## TASK TO CARRY OUT:
Check every line below for the string "text", and copy the lines that contain it.

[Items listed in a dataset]
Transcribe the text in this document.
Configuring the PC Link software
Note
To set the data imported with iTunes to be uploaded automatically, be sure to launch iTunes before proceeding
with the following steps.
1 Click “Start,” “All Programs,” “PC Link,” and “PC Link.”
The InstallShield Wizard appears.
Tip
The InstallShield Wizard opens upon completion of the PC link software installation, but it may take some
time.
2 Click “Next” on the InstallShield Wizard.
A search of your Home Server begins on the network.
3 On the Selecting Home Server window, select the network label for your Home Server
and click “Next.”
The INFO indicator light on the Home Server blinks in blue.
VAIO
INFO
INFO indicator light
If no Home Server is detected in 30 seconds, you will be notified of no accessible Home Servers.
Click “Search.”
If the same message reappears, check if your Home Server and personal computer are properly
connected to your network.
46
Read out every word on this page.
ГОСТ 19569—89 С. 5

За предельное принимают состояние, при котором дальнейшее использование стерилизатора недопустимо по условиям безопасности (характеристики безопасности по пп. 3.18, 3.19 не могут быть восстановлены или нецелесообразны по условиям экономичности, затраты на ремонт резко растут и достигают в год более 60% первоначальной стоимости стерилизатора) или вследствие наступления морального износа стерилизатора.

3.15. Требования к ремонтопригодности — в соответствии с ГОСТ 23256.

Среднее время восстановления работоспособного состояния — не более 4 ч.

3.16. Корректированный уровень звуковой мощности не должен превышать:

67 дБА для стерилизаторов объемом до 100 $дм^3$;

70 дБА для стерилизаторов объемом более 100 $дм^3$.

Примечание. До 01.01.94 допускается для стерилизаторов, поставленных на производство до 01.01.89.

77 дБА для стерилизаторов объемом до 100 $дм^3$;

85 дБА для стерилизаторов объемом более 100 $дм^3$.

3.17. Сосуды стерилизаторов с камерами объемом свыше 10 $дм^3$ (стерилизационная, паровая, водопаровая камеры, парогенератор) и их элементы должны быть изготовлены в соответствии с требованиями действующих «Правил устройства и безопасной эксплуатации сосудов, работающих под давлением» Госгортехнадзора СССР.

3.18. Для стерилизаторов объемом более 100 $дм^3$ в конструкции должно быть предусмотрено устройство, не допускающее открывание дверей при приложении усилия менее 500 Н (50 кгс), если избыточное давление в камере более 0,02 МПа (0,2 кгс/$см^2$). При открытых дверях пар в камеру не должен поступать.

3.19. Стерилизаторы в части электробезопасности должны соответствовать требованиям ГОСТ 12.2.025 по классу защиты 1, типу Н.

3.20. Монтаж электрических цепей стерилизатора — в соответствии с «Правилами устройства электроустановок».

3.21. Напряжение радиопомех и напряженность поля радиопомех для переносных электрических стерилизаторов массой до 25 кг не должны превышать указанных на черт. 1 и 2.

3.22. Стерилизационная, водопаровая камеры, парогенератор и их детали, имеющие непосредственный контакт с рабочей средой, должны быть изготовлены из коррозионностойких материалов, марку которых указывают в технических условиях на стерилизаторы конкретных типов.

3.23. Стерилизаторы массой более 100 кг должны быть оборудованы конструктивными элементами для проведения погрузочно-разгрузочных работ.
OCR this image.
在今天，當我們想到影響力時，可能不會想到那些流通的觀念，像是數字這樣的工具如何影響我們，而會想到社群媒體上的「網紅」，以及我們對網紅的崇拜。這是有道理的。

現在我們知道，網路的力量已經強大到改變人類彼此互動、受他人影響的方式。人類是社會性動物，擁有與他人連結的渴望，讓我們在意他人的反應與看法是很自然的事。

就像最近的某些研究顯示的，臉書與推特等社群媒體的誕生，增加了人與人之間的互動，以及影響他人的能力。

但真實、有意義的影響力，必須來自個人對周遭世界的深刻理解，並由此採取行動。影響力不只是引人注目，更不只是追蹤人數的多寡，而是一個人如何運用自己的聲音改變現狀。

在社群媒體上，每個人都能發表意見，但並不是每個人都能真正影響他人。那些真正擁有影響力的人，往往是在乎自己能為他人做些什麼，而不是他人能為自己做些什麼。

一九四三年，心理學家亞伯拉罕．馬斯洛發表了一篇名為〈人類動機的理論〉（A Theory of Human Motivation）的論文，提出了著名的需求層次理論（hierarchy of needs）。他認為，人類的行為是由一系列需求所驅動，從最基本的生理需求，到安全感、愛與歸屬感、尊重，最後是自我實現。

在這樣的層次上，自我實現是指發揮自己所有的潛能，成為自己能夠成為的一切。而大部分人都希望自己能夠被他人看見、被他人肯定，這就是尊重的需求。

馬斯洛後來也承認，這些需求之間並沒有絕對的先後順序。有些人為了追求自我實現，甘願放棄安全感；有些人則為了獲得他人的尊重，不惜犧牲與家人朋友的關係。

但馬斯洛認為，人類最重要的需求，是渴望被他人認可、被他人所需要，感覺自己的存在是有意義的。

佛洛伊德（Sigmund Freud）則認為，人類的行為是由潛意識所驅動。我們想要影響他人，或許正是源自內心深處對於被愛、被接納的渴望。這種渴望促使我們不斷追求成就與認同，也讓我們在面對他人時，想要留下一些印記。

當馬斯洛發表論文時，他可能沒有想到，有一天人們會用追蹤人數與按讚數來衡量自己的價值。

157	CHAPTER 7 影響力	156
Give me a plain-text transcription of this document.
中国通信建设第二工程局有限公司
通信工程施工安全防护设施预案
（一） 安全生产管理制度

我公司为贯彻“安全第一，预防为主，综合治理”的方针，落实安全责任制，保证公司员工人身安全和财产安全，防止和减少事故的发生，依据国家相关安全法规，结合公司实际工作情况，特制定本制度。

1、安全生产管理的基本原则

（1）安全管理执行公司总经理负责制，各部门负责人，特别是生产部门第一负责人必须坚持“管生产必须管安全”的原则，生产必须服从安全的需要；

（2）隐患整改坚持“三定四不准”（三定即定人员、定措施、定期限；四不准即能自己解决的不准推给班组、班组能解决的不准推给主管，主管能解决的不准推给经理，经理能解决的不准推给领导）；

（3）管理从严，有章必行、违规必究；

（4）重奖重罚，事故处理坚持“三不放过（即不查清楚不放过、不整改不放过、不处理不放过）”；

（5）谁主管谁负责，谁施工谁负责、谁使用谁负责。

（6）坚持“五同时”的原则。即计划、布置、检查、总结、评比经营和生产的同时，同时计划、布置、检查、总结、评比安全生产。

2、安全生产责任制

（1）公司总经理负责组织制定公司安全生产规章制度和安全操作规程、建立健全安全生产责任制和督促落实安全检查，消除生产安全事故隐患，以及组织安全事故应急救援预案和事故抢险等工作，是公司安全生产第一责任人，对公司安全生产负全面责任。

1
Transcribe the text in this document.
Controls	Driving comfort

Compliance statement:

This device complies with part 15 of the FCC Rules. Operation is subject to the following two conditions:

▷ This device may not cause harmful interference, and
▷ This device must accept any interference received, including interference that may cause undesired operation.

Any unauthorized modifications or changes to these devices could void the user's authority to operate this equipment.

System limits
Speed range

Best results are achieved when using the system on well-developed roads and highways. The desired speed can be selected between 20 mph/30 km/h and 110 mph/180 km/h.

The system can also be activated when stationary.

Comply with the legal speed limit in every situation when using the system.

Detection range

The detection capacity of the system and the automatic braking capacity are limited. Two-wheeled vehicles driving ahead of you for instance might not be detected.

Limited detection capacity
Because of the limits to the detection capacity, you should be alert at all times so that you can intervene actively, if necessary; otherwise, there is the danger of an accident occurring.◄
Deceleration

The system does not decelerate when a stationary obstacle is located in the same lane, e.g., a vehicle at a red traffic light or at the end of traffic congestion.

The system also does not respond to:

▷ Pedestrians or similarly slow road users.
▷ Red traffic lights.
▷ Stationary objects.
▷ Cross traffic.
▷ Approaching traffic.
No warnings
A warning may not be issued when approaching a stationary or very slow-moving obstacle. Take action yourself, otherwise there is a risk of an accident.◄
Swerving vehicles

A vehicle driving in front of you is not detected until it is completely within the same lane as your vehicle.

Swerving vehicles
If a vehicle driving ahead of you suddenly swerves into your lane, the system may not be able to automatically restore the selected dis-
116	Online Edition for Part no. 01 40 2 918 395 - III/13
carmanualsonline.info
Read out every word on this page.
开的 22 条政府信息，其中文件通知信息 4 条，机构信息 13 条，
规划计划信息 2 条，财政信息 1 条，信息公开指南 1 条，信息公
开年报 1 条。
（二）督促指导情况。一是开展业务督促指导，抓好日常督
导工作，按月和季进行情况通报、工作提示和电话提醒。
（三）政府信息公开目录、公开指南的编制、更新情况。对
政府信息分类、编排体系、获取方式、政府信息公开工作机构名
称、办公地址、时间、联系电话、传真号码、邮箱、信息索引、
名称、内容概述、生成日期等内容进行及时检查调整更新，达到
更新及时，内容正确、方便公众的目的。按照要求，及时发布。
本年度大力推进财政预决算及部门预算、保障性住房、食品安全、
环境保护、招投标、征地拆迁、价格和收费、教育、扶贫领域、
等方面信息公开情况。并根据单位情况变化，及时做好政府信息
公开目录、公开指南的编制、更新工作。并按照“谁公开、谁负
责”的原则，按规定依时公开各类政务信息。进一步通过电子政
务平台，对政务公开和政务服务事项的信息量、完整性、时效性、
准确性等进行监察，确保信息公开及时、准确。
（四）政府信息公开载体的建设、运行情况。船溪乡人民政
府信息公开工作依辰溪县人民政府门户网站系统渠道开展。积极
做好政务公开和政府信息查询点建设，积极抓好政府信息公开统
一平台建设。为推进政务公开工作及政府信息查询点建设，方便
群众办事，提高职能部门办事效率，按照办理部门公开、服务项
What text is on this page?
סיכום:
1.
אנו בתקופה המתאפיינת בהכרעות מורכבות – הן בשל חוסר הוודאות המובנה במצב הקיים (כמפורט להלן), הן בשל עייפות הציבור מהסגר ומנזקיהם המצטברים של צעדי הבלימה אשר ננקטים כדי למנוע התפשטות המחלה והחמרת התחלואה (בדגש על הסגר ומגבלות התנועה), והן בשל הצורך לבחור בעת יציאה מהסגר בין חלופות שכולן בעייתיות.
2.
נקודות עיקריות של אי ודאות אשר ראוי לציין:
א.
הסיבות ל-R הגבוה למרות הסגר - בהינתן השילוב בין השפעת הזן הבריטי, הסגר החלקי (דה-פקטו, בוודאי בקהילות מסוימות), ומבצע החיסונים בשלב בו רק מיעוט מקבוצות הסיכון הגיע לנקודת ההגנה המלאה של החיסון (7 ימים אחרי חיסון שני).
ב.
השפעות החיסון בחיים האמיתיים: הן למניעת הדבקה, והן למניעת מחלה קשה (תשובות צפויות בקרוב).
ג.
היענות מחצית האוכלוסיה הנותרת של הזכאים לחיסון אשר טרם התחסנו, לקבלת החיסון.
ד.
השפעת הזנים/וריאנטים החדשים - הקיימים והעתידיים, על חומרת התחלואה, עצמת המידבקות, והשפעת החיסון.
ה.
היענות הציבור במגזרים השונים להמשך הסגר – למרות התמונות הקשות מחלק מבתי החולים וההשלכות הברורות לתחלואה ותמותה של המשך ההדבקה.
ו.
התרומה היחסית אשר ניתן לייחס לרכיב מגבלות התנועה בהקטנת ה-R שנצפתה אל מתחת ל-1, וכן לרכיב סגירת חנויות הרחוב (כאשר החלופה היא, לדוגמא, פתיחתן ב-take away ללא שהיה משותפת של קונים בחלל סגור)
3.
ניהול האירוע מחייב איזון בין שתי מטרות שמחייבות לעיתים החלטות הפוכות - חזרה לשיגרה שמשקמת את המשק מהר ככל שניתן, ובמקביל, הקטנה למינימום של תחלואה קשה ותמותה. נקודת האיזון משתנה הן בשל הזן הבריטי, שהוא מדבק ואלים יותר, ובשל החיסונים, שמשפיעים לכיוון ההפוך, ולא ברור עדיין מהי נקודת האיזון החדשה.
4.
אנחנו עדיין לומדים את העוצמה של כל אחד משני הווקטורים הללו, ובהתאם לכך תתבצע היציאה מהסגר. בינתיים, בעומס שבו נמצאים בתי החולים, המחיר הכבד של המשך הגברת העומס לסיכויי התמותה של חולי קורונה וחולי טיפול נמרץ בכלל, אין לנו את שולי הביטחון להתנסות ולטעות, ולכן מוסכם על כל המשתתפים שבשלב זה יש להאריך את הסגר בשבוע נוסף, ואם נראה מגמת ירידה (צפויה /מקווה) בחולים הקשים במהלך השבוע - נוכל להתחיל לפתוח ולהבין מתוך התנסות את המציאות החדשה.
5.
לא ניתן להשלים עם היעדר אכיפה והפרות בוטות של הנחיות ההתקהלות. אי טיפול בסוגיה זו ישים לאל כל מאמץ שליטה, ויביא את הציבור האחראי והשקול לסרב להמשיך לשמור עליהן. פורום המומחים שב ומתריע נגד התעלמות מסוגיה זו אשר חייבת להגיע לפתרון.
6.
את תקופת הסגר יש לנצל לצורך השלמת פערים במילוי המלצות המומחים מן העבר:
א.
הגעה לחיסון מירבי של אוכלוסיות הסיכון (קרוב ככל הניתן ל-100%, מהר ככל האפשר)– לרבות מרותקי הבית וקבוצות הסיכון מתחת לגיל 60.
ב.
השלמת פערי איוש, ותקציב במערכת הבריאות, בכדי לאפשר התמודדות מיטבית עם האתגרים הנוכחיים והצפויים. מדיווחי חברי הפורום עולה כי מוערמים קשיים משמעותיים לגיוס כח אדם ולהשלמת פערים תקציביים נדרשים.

## RESULT FOR THIS EXERCISE:
Transcribe the text in this document.
Give me a plain-text transcription of this document.
Transcribe the text in this document.
What text is on this page?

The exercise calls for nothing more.